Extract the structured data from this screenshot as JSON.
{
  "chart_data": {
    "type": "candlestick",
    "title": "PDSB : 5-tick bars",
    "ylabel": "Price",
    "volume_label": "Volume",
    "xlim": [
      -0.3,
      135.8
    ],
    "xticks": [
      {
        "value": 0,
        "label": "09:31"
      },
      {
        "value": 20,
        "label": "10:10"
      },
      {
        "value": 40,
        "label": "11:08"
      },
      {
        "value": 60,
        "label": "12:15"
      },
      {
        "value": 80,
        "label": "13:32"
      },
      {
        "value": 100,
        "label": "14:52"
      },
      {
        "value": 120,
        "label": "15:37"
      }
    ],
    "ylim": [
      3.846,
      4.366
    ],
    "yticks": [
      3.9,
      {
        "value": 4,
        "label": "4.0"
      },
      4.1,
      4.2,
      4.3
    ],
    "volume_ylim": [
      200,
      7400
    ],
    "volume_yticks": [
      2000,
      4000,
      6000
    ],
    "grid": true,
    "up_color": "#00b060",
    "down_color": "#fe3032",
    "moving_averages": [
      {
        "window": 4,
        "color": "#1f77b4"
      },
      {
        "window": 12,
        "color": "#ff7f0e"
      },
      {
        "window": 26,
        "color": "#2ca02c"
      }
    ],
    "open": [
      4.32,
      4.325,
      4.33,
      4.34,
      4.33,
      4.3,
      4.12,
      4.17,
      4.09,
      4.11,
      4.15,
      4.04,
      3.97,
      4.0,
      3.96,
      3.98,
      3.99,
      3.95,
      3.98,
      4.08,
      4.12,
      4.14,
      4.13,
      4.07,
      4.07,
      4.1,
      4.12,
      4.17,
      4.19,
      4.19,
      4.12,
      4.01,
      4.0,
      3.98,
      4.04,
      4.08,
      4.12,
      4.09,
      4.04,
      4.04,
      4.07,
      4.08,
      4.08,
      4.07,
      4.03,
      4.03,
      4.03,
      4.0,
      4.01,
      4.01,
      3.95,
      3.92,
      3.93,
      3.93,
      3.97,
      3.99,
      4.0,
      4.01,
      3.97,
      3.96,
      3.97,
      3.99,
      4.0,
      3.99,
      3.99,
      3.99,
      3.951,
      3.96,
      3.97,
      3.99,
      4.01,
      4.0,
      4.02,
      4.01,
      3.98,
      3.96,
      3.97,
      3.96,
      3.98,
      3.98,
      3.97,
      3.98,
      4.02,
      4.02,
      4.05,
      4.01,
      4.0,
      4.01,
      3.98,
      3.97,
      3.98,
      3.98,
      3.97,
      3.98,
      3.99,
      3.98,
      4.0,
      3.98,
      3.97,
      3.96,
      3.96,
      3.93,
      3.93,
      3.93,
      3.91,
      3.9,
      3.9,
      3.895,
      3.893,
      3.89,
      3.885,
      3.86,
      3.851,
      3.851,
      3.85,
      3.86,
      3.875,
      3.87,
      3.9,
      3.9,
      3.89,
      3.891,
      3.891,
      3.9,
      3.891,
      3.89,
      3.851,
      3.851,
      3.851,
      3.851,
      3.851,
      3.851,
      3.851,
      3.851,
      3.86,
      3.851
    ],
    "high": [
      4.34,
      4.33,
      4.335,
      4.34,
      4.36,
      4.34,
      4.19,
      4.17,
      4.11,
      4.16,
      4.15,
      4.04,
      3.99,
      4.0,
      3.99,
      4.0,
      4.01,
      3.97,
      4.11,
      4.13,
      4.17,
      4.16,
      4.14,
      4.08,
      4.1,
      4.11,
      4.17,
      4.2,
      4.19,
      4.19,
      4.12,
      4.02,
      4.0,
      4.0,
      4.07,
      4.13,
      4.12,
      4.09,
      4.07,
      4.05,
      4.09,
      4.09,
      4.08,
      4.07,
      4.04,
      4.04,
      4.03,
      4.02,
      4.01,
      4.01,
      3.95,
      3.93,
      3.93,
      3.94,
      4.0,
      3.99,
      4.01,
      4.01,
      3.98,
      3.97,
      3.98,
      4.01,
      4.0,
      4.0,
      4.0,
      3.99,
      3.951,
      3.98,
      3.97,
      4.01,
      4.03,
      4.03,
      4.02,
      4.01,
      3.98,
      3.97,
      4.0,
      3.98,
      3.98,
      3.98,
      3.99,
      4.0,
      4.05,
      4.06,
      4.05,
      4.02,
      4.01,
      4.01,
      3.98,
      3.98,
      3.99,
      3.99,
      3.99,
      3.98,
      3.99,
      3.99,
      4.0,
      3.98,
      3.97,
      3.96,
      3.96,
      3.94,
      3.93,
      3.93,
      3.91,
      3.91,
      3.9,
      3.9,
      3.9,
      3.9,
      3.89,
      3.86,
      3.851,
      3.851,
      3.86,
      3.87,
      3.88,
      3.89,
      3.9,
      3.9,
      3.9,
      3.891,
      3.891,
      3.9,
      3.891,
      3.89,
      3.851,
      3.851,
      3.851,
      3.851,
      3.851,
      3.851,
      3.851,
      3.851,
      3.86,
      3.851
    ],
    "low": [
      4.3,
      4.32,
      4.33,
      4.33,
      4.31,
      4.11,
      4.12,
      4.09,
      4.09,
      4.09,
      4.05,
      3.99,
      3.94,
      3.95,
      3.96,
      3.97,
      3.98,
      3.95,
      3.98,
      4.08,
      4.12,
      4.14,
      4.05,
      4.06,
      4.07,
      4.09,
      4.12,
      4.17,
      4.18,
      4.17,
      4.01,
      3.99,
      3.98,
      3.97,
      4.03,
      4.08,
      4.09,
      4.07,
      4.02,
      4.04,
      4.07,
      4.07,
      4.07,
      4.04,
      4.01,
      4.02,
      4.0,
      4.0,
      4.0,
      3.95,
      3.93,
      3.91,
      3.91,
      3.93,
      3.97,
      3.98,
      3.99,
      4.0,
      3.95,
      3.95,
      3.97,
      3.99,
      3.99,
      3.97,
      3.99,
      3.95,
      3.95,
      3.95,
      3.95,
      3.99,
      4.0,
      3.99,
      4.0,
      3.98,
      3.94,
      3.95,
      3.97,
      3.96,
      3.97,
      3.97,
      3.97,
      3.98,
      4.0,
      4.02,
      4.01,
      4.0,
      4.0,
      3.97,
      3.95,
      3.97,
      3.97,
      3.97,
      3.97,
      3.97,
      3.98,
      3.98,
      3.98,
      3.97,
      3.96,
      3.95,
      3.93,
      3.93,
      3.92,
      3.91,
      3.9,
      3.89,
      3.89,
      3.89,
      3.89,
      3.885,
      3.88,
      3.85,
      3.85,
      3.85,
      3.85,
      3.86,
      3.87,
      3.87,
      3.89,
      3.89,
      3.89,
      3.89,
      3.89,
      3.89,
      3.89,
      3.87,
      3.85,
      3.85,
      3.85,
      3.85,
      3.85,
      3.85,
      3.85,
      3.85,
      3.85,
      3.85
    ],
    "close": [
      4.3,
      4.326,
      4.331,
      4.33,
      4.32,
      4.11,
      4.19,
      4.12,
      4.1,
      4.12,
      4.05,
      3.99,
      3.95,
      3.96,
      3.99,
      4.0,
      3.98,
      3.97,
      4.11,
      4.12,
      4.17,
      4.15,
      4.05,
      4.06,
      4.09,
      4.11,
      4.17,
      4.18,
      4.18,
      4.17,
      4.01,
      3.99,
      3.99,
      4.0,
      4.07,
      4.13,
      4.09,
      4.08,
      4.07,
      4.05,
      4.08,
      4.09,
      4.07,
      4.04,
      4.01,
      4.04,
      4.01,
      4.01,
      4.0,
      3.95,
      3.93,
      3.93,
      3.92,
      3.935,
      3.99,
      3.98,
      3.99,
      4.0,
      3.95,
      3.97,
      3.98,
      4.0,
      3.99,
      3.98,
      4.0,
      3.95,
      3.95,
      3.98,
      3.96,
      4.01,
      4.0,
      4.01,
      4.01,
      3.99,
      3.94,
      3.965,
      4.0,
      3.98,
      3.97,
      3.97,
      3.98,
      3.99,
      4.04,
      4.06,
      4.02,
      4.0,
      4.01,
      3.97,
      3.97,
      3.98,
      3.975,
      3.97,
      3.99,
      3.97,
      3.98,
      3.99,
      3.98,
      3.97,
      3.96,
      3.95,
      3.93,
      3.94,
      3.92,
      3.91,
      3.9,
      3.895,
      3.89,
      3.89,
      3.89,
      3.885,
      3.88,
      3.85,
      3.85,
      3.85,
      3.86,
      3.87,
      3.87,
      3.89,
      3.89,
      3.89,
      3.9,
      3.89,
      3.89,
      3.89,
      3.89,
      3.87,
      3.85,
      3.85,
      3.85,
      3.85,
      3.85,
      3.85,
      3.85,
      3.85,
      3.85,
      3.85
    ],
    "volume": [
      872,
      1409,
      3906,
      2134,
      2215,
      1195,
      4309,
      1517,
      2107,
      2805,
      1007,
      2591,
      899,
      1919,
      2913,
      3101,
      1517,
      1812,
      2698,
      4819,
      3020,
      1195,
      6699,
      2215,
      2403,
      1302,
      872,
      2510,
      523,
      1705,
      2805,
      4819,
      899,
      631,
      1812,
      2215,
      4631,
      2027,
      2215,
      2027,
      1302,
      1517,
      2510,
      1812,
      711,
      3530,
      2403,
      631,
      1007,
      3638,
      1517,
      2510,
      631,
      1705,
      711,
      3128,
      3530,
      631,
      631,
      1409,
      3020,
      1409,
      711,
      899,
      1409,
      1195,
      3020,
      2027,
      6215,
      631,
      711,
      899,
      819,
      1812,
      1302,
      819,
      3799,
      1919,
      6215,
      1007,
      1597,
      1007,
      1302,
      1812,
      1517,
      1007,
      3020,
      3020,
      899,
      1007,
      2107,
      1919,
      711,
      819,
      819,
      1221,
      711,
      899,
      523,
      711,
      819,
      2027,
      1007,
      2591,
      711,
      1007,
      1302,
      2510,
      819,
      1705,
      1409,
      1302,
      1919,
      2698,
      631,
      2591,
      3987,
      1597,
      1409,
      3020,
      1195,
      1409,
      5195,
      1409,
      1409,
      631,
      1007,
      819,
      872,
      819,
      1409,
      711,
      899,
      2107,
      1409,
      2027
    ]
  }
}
- - - - -
Task details
Your task is to pick out every line with the string "value" and copy it.

Answer to the exercise
        "value": 0,
        "value": 20,
        "value": 40,
        "value": 60,
        "value": 80,
        "value": 100,
        "value": 120,
        "value": 4,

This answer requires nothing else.